• _What needs to be done_: Gather up the lines with the word "avatar" in them.

• _Excerpted records_:
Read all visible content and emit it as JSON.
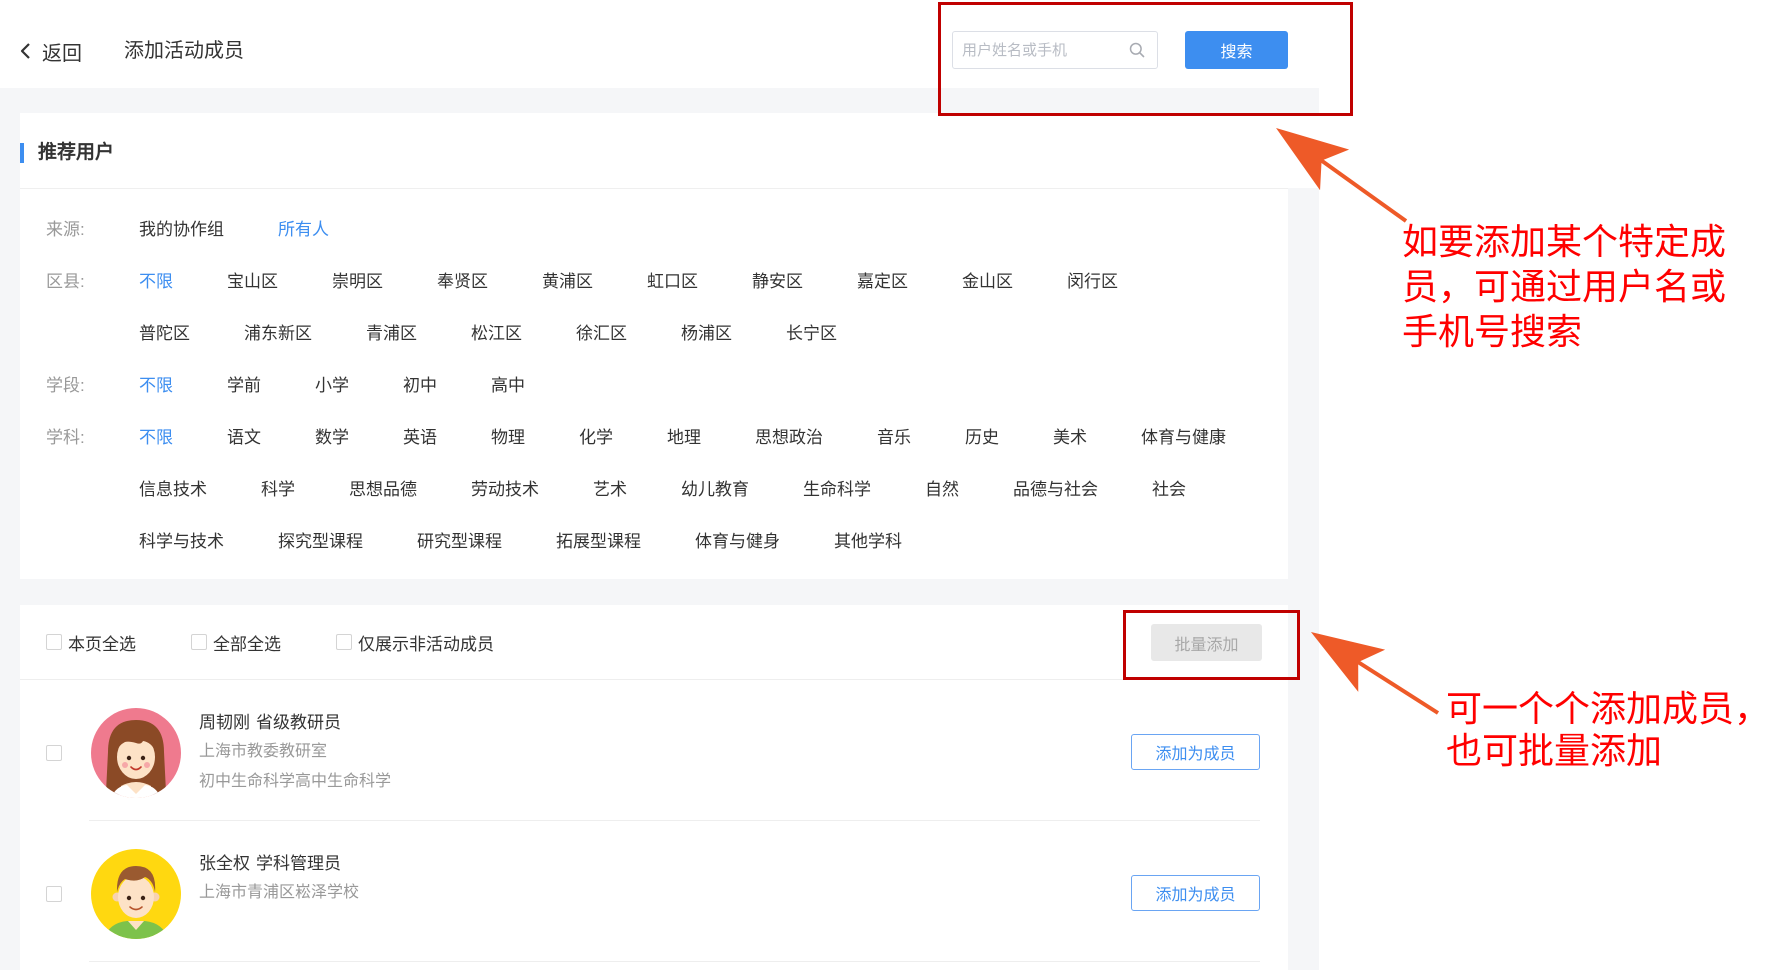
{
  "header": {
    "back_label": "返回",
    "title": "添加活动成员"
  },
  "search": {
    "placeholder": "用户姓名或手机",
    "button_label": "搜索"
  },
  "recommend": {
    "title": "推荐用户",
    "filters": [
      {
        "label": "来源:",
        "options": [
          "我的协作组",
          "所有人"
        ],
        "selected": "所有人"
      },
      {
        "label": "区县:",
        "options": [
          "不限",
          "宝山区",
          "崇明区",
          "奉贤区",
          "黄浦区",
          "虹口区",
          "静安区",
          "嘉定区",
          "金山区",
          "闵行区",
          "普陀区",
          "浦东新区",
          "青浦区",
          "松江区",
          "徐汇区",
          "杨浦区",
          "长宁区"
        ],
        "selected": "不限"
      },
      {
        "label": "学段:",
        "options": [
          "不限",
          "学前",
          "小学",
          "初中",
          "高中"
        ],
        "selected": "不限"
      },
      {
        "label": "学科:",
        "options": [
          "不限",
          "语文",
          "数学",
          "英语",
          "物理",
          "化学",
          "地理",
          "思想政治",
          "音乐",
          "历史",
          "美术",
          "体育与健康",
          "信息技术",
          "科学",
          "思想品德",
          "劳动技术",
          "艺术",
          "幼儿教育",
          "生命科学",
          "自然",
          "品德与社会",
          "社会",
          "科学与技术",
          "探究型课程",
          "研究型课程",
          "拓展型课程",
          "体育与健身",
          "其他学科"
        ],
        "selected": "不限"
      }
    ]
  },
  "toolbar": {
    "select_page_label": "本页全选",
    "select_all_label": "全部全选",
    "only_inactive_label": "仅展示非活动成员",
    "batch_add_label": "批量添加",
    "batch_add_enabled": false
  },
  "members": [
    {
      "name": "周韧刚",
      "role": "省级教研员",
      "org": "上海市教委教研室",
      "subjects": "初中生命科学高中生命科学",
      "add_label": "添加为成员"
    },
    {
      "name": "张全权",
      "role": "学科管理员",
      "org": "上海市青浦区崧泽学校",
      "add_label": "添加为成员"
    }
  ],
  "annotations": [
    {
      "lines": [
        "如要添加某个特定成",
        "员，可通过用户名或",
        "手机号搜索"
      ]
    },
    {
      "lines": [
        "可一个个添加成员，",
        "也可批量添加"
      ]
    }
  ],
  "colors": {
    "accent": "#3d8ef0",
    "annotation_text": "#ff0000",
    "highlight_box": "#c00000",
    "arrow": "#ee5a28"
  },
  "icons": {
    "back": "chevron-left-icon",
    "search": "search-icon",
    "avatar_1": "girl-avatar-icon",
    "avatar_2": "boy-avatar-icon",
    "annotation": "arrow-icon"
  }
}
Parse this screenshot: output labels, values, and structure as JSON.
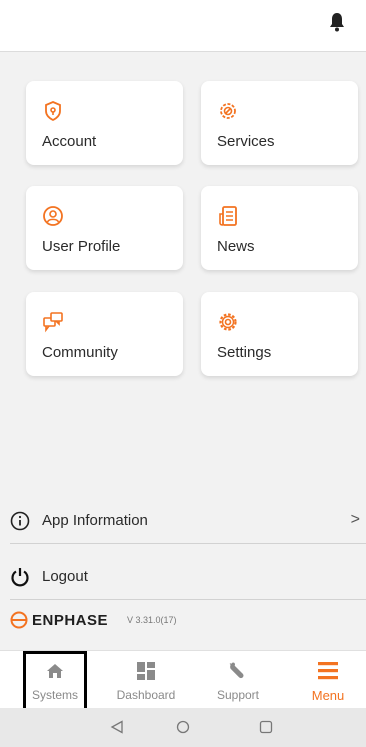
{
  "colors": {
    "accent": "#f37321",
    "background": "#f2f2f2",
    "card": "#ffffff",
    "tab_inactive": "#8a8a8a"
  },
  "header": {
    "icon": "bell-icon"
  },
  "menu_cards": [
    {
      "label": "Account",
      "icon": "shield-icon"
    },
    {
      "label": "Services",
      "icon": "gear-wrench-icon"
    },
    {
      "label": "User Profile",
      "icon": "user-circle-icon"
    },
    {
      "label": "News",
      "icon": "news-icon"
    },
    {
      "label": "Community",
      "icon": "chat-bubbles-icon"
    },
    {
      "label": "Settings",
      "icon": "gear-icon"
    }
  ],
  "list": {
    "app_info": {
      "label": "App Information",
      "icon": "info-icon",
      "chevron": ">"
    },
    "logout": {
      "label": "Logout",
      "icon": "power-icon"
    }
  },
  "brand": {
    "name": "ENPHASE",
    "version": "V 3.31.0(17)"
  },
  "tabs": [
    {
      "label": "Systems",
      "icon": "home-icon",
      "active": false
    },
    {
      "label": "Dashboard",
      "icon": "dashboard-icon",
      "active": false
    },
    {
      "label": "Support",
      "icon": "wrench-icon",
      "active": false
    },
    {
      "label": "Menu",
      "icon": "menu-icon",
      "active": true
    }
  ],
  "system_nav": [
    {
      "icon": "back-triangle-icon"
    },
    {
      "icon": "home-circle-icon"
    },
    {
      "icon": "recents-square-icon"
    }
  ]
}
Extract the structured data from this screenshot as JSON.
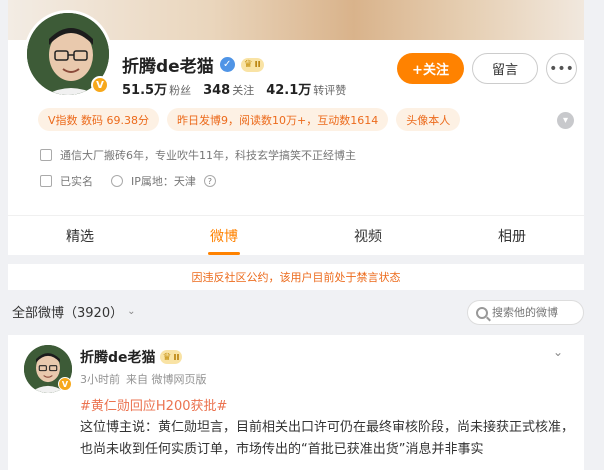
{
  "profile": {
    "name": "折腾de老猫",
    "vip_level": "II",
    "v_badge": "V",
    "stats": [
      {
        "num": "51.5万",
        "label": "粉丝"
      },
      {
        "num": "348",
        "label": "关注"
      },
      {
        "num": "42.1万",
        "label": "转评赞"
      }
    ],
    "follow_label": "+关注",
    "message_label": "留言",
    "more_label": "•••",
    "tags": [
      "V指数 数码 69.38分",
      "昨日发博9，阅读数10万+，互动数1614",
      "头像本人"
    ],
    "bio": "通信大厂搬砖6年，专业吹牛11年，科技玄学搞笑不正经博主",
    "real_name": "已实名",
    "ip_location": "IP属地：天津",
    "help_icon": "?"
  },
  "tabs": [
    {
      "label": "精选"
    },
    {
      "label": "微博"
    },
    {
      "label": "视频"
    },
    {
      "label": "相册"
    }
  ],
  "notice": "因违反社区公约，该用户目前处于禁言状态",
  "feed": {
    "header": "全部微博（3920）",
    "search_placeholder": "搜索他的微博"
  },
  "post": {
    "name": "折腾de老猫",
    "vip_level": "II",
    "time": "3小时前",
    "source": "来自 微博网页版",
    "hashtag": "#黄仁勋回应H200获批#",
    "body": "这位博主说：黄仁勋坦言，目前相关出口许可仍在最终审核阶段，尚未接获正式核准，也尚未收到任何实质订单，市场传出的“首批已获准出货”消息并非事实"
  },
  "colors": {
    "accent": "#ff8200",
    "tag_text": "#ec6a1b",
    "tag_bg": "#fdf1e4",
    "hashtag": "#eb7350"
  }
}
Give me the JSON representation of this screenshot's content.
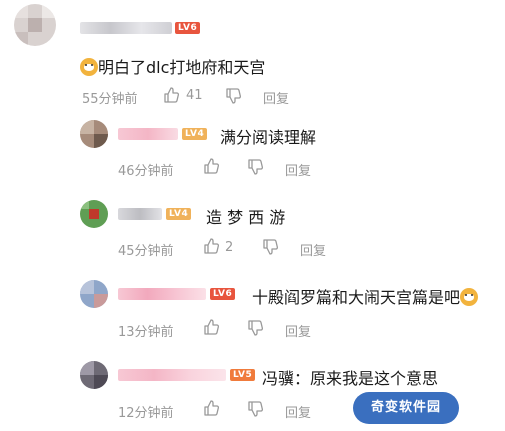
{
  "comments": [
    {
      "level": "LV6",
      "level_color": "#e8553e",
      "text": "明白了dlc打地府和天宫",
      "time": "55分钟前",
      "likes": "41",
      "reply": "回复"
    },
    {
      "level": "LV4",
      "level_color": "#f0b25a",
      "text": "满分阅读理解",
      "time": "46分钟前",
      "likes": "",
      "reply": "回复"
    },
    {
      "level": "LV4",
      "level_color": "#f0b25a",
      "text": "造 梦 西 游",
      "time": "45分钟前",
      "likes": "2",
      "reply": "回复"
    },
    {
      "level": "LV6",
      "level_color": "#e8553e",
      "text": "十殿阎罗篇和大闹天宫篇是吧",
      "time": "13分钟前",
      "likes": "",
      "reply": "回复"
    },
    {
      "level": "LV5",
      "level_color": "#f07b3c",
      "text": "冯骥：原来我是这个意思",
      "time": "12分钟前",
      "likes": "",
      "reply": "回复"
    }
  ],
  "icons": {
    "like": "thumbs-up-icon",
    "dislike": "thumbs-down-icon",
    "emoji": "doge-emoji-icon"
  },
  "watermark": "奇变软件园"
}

• _Finished exercise_:
    "avatar_1": "girl-avatar-icon",
    "avatar_2": "boy-avatar-icon",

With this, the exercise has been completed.